* Begin *

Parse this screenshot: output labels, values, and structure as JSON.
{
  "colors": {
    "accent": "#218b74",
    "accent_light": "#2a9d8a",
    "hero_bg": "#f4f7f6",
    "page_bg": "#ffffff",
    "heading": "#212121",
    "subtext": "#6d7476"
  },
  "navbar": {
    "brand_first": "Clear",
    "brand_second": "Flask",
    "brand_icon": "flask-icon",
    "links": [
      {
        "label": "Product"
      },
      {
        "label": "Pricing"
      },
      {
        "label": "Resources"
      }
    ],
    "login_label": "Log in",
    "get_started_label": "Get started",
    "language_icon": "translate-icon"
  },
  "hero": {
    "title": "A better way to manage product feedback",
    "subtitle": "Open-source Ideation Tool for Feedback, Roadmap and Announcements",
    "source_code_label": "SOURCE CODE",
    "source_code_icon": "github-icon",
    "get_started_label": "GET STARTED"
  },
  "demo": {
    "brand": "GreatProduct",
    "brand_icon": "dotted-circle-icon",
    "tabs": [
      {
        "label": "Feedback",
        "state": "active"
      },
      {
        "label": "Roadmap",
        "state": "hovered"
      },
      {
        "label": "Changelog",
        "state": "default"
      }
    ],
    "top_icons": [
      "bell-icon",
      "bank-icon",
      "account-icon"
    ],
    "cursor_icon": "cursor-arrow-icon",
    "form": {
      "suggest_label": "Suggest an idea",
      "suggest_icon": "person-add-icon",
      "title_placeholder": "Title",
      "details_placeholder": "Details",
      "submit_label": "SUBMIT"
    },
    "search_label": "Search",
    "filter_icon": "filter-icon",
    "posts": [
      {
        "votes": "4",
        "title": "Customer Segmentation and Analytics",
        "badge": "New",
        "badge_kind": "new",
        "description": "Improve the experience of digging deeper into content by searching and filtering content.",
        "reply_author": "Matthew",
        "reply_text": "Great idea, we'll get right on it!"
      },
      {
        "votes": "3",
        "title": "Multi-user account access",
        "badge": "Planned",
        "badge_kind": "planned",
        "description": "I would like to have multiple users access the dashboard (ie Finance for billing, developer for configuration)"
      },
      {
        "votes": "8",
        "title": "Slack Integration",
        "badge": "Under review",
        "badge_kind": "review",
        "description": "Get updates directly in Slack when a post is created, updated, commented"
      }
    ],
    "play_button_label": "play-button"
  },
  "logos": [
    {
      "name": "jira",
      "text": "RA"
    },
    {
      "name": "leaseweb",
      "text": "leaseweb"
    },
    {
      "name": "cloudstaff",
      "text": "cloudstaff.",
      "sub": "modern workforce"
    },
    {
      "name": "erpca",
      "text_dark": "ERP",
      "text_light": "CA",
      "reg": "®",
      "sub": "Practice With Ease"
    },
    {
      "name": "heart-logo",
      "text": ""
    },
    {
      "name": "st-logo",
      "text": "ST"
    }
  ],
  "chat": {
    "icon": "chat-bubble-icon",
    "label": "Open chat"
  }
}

* End *

● Exercise brief
Write out the data exactly as it stands.

● Expected answer
Parse this screenshot: output labels, values, and structure as JSON.
{
  "colors": {
    "accent": "#218b74",
    "accent_light": "#2a9d8a",
    "hero_bg": "#f4f7f6",
    "page_bg": "#ffffff",
    "heading": "#212121",
    "subtext": "#6d7476"
  },
  "navbar": {
    "brand_first": "Clear",
    "brand_second": "Flask",
    "brand_icon": "flask-icon",
    "links": [
      {
        "label": "Product"
      },
      {
        "label": "Pricing"
      },
      {
        "label": "Resources"
      }
    ],
    "login_label": "Log in",
    "get_started_label": "Get started",
    "language_icon": "translate-icon"
  },
  "hero": {
    "title": "A better way to manage product feedback",
    "subtitle": "Open-source Ideation Tool for Feedback, Roadmap and Announcements",
    "source_code_label": "SOURCE CODE",
    "source_code_icon": "github-icon",
    "get_started_label": "GET STARTED"
  },
  "demo": {
    "brand": "GreatProduct",
    "brand_icon": "dotted-circle-icon",
    "tabs": [
      {
        "label": "Feedback",
        "state": "active"
      },
      {
        "label": "Roadmap",
        "state": "hovered"
      },
      {
        "label": "Changelog",
        "state": "default"
      }
    ],
    "top_icons": [
      "bell-icon",
      "bank-icon",
      "account-icon"
    ],
    "cursor_icon": "cursor-arrow-icon",
    "form": {
      "suggest_label": "Suggest an idea",
      "suggest_icon": "person-add-icon",
      "title_placeholder": "Title",
      "details_placeholder": "Details",
      "submit_label": "SUBMIT"
    },
    "search_label": "Search",
    "filter_icon": "filter-icon",
    "posts": [
      {
        "votes": "4",
        "title": "Customer Segmentation and Analytics",
        "badge": "New",
        "badge_kind": "new",
        "description": "Improve the experience of digging deeper into content by searching and filtering content.",
        "reply_author": "Matthew",
        "reply_text": "Great idea, we'll get right on it!"
      },
      {
        "votes": "3",
        "title": "Multi-user account access",
        "badge": "Planned",
        "badge_kind": "planned",
        "description": "I would like to have multiple users access the dashboard (ie Finance for billing, developer for configuration)"
      },
      {
        "votes": "8",
        "title": "Slack Integration",
        "badge": "Under review",
        "badge_kind": "review",
        "description": "Get updates directly in Slack when a post is created, updated, commented"
      }
    ],
    "play_button_label": "play-button"
  },
  "logos": [
    {
      "name": "jira",
      "text": "RA"
    },
    {
      "name": "leaseweb",
      "text": "leaseweb"
    },
    {
      "name": "cloudstaff",
      "text": "cloudstaff.",
      "sub": "modern workforce"
    },
    {
      "name": "erpca",
      "text_dark": "ERP",
      "text_light": "CA",
      "reg": "®",
      "sub": "Practice With Ease"
    },
    {
      "name": "heart-logo",
      "text": ""
    },
    {
      "name": "st-logo",
      "text": "ST"
    }
  ],
  "chat": {
    "icon": "chat-bubble-icon",
    "label": "Open chat"
  }
}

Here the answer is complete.